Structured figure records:
* BEGIN *

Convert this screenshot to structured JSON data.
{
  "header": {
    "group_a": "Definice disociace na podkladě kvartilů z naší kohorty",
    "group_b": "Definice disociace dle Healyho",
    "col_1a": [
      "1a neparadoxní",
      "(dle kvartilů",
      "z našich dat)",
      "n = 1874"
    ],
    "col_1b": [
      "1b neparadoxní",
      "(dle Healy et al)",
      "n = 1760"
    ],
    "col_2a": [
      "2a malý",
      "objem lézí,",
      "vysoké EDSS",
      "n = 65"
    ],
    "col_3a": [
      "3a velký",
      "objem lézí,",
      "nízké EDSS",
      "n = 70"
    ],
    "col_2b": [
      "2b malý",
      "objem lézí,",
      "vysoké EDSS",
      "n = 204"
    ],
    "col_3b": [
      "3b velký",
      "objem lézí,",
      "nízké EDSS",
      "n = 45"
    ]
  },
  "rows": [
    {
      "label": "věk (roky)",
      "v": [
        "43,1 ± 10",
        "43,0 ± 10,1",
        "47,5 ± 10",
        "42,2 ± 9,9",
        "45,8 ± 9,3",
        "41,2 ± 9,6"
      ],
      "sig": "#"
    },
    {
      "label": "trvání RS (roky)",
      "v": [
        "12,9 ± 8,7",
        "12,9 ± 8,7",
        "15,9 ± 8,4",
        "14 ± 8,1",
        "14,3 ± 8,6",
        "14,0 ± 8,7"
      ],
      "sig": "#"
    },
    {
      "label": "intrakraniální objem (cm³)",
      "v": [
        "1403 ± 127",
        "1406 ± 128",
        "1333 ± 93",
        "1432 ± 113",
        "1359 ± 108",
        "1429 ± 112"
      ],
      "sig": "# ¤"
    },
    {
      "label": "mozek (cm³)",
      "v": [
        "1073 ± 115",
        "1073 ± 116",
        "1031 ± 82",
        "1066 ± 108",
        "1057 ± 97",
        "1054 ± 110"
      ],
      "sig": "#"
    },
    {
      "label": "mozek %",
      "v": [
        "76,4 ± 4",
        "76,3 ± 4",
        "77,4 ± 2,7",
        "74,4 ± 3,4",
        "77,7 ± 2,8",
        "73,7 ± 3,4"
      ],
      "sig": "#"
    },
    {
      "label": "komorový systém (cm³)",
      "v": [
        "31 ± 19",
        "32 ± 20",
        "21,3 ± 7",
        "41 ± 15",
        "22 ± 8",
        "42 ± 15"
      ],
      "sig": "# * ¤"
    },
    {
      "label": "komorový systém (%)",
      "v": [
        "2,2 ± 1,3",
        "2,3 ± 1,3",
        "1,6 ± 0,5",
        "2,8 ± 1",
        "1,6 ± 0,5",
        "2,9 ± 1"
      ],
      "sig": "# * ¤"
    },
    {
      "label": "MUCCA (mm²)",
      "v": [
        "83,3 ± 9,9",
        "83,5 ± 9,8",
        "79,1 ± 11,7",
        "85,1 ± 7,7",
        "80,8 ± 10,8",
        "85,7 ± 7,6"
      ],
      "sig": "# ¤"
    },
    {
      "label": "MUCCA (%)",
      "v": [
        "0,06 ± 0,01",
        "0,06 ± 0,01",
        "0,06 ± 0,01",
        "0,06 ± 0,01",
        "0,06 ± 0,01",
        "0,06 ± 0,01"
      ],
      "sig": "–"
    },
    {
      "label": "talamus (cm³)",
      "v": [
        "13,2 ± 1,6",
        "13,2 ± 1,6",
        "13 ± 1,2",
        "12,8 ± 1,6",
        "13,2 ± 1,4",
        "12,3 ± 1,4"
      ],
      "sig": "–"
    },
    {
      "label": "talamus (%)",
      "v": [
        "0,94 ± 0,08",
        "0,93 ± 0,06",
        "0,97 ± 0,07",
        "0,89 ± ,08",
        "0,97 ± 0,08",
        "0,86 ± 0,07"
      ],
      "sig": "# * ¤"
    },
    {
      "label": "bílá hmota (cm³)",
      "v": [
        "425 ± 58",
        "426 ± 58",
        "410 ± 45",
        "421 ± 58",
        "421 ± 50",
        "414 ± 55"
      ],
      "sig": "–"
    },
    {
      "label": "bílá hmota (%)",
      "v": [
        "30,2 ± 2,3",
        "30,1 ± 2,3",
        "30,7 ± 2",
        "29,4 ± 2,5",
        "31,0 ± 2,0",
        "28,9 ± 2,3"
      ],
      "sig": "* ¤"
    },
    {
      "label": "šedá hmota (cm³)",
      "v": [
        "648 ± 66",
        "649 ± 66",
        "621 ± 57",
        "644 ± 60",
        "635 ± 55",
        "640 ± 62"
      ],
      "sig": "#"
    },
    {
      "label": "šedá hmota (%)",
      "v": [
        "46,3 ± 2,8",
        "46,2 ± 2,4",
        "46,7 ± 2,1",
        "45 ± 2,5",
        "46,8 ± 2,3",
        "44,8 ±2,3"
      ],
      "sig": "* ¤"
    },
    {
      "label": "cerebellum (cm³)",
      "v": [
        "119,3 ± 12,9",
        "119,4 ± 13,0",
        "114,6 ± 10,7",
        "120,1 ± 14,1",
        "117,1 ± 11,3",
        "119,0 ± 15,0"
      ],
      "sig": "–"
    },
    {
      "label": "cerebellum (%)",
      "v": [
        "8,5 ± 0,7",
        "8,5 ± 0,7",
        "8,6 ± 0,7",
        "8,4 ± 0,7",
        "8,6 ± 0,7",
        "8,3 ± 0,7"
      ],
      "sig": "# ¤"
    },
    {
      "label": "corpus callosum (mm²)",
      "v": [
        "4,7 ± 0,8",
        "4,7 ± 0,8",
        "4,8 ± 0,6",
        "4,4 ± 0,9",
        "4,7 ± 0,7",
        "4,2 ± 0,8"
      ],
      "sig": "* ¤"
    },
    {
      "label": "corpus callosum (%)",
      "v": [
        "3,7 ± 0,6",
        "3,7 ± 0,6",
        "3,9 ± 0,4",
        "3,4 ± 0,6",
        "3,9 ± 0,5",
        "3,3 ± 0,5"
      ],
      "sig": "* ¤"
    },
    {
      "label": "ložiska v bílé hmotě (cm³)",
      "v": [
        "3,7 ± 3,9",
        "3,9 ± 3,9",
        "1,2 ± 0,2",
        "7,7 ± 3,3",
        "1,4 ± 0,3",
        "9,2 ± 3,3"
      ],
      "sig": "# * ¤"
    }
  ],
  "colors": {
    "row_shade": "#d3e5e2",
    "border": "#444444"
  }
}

* END *

_What is being asked_
What is the number of lines above that contain "cerebellum"? Answer with that number only.

_Output for this exercise_
2